Party Honors Writers of Sara Evans’ “A Little Bit Stronger”

Song Inspired by Hillary Scott's Heartbreak

Taylor Swift isn’t the only songwriter who can turn a heartache into a hit.

ASCAP, BMI and SESAC, the performance rights organizations, threw a party Wednesday (May 25) at Nashville’s trendy Cabana restaurant to celebrate the writers of Sara Evans’ latest hit, “A Little Bit Stronger.” The song, co-written by Luke Laird, Hillary Lindsey and Lady Antebellum’s Hillary Scott, was inspired by a shattered love affair Scott suffered through.

“I personally would like to thank that dumb boy who broke your heart,” Lindsey told Scott as the three writers stood side by side onstage with Evans to accept a torrent of plaques and certificates.

Scott is a SESAC writer, Lindsey is with ASCAP and Laird with BMI.

Tan and standing tall in six-inch heels, Evans gloried in the song that brought her back to the top of the charts after her career hit a long dry spell during which she divorced, remarried and started a new family.

“The first time I heard it,” she remembered, “I called [manager] Clarence [Spalding] and said, ’I just know it’s a hit.'”

She was especially thankful to Lindsey, noting that she hasn’t recorded an album since 2000’s Born to Fly that didn’t include one of Lindsey’s songs on it.

“The next time you get together,” she told the writers, “you better call me. To write.”

Because she had been away from the recording arena so long, Evans explained, “I knew that every single song in this album had to be top notch.”

She thanked Spalding for helping her “get back on my feet” and reserved special praise for her husband, Jay Barker, whom she married in 2008.

She told the celebrants Barker vowed he would support her in any endeavor she chose, whether it was trying to be an actress or quitting the music business altogether.

“As an artist, she’s as strong as she’s ever been,” BMI’s Jody Williams told the packed room. He noted that this was Evans’ fifth No. 1 single.

It was Laird’s sixth No. 1, Williams said, four of which have been Carrie Underwood cuts.

Williams also brought Evans’ producer, Tony Brown, to the stage. “His influence on our genre is simply huge,” Williams declared, pointing out that Brown has produced more than 100 chart-toppers for a wide variety of artists.

=== MATERIAL ===
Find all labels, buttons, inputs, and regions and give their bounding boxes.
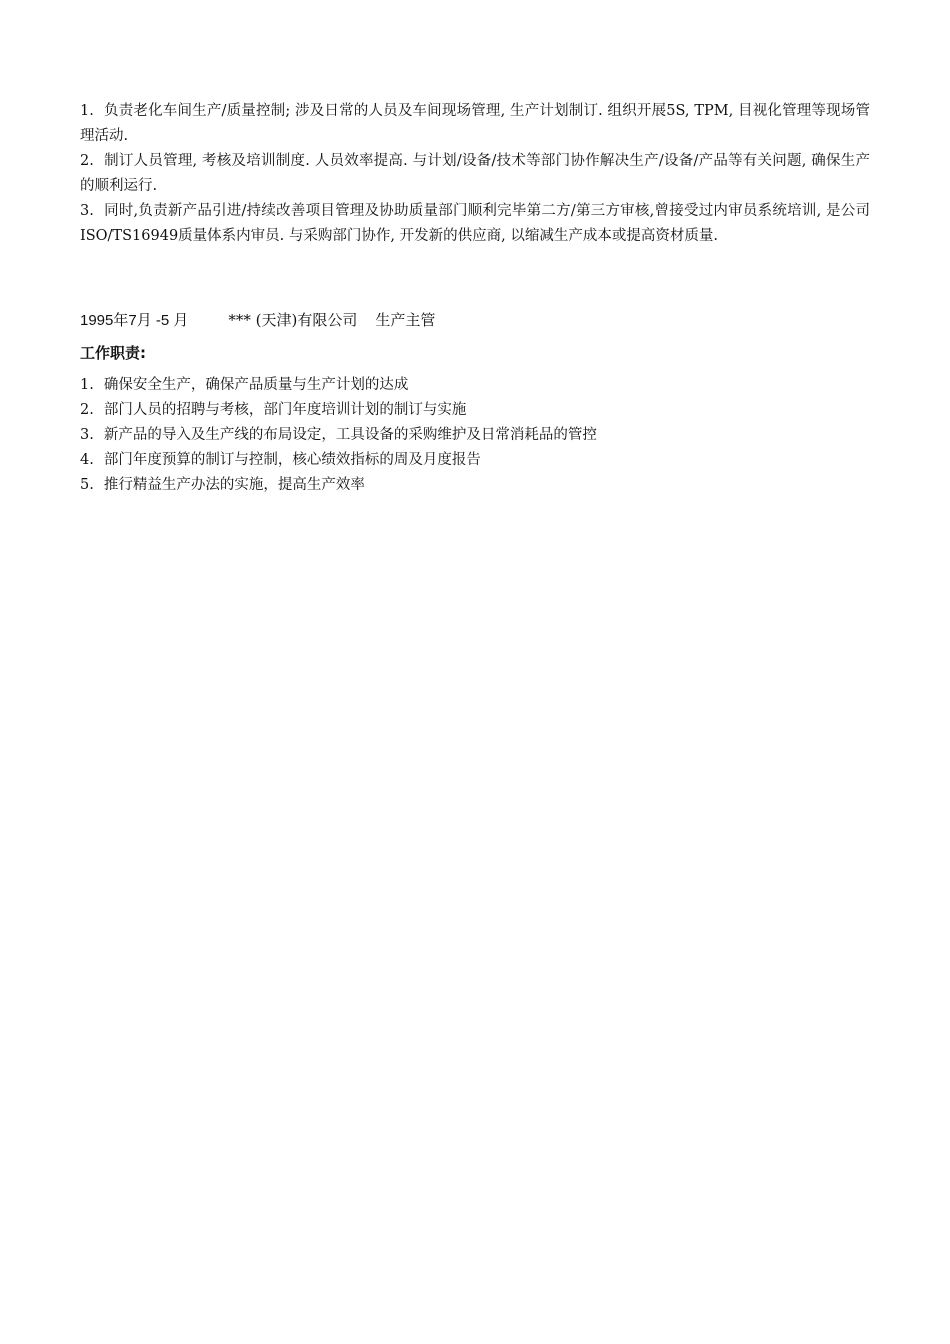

=== OBJECTIVE ===
From the article about the party for the writers of "A Little Bit Stronger," write out the passage starting at "Williams also brought" and ending at "variety of artists.". The lines are separate material and have nothing to do with the article about the songwriters' party.

=== TASK SOLUTION ===
Williams also brought Evans’ producer, Tony Brown, to the stage. “His influence on our genre is simply huge,” Williams declared, pointing out that Brown has produced more than 100 chart-toppers for a wide variety of artists.